**** SUPPLIED RECORDS

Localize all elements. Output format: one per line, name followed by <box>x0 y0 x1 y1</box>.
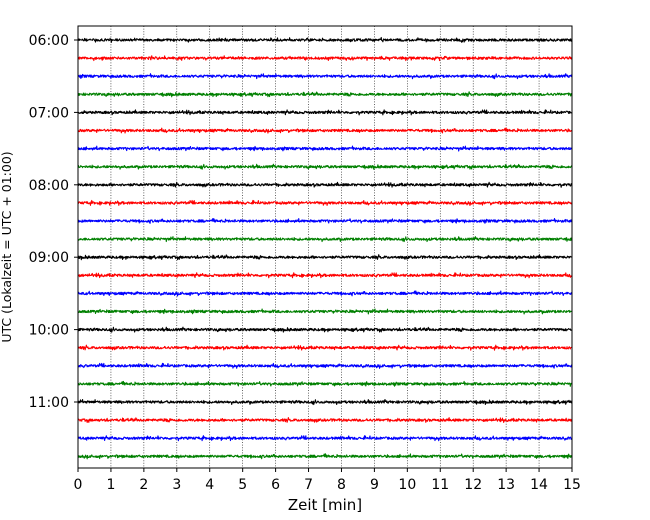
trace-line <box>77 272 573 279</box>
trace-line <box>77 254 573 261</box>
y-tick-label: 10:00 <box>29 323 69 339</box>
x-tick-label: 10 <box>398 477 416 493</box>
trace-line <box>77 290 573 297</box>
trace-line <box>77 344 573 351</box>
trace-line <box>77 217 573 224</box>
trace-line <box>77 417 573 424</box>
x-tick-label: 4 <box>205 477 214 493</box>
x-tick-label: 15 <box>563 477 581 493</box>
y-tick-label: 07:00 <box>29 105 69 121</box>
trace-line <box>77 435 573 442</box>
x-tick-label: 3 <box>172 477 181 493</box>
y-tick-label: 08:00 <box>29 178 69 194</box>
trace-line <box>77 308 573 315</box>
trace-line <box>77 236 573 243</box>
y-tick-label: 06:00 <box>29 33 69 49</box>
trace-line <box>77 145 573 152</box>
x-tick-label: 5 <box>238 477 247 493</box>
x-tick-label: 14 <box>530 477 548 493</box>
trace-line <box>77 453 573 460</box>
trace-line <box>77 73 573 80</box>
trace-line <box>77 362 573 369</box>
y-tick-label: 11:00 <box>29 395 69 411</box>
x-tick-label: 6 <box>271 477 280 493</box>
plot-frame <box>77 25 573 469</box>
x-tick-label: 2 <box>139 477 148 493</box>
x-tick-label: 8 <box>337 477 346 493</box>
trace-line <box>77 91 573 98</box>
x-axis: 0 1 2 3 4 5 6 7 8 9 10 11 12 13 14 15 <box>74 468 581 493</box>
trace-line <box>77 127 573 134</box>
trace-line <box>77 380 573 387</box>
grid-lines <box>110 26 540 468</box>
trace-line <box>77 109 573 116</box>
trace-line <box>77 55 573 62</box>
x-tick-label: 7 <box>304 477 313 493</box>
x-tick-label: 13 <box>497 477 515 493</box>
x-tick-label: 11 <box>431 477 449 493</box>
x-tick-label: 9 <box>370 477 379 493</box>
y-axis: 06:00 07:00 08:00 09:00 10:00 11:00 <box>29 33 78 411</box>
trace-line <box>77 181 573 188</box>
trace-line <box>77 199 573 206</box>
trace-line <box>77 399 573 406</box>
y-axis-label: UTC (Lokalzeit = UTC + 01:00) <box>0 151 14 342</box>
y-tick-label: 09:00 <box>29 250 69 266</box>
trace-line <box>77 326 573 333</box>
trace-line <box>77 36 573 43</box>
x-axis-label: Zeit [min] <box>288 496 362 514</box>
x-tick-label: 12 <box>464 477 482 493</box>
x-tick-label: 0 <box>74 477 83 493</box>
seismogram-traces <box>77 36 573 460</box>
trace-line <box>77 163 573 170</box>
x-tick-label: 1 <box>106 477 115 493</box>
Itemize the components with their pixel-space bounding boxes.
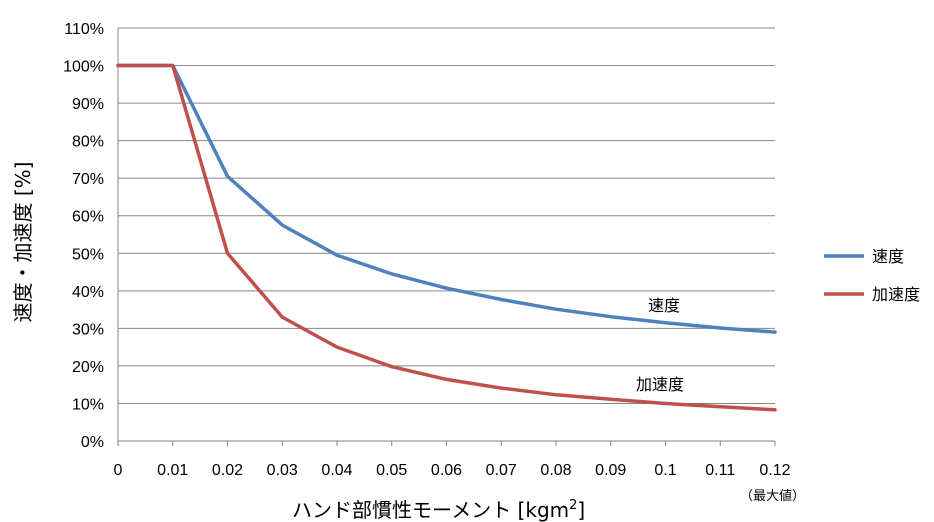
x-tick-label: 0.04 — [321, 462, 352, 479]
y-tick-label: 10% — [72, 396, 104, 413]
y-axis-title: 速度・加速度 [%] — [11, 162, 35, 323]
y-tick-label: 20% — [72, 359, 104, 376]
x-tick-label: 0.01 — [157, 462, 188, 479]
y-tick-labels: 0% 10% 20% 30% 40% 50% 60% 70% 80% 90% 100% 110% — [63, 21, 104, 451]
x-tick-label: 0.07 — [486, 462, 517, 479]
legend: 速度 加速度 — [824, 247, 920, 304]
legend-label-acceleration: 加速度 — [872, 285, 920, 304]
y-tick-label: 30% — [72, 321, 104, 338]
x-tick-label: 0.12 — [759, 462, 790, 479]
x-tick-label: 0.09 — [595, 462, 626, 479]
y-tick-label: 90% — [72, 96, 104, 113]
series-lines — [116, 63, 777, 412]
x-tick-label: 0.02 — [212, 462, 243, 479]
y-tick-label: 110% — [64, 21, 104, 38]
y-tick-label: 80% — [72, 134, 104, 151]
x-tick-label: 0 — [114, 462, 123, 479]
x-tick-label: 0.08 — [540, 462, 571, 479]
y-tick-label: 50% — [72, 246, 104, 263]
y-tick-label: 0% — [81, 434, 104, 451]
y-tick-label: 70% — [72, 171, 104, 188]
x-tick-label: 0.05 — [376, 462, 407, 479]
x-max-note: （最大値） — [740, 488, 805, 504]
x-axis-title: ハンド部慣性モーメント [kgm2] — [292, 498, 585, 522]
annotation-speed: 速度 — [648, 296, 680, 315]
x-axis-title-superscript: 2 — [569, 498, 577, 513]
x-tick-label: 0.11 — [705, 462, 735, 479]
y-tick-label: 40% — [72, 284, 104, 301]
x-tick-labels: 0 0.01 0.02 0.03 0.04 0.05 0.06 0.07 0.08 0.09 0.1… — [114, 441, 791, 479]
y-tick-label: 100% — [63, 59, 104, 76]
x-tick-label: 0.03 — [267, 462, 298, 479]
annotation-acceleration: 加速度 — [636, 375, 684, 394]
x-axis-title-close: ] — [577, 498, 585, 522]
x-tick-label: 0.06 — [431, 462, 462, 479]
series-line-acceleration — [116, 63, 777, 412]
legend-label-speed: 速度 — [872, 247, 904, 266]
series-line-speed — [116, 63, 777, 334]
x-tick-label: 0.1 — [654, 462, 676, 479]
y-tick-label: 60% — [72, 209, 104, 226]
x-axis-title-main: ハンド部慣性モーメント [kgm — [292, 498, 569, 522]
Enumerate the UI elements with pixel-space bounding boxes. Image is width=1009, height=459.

********

• REQUEST:
Locate each line in the region boundary data above that contains the word "bounding", and copy every such line.

• FINAL ANSWER:
Itemize the components with their pixel-space bounding boxes.
Enumerate the UI elements with pixel-space bounding boxes. Image is width=1009, height=459.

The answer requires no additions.